**Required work**
Can you reproduce, word for word, the part of the Guipuzcoa natural reserves article below that begins at the words "To the east, the" and stops after "modest shepherds' huts."?

**Article**

Guipuzcoa Natural Reserves
Aitzgorri is about to be declared a Natural Park. This Park contains the highest massif in the Basque Country and is called after the peak of the same name. This natural vantage point with peaks of over 1000 m is formed by the Aitzgorri, Elgea, Urkilla mountain ranges and the Altzaina mountains. Some of its most important natural features include its geology (the carbonated nature of its materials that have given rise to a wide range of different morphologies), the variety of its vegetation, etc.
To the east, the crests of the mountains fall vertically towards Zegama, bathed by the river Oria, and merge towards the west with the open fields of the Campas de Urbía, “the paradise of the Basque Country”, where a large number of dolmens scattered all over the valley bear witness to the presence of prehistoric man in this area. Nowadays, the Campas de Urbía are dotted with modest shepherds' huts.

**Given information**

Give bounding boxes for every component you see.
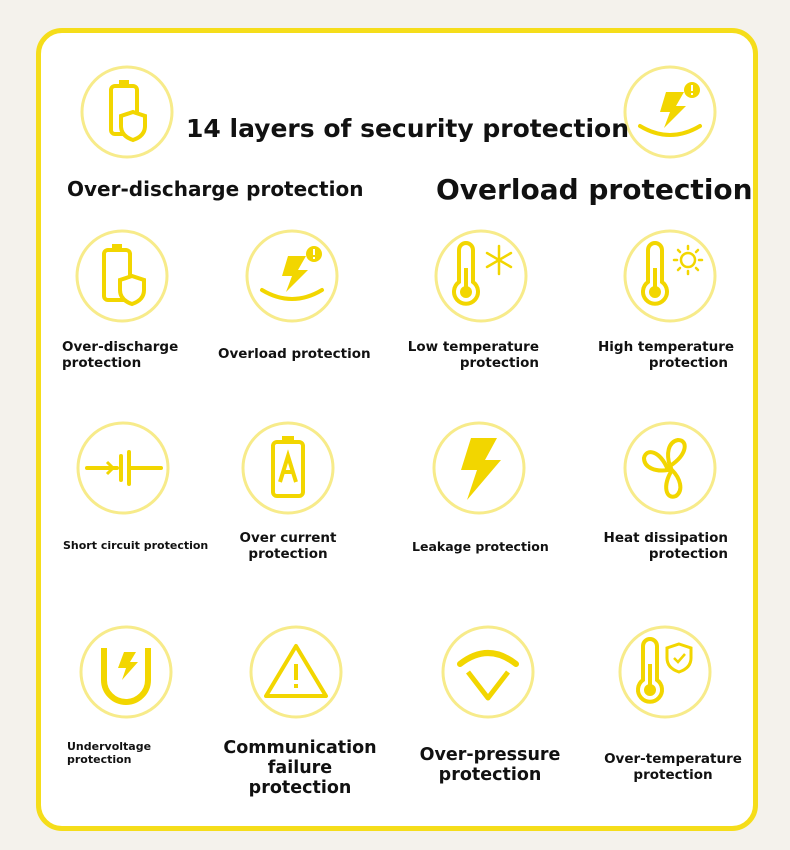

**Full output**
To the east, the crests of the mountains fall vertically towards Zegama, bathed by the river Oria, and merge towards the west with the open fields of the Campas de Urbía, “the paradise of the Basque Country”, where a large number of dolmens scattered all over the valley bear witness to the presence of prehistoric man in this area. Nowadays, the Campas de Urbía are dotted with modest shepherds' huts.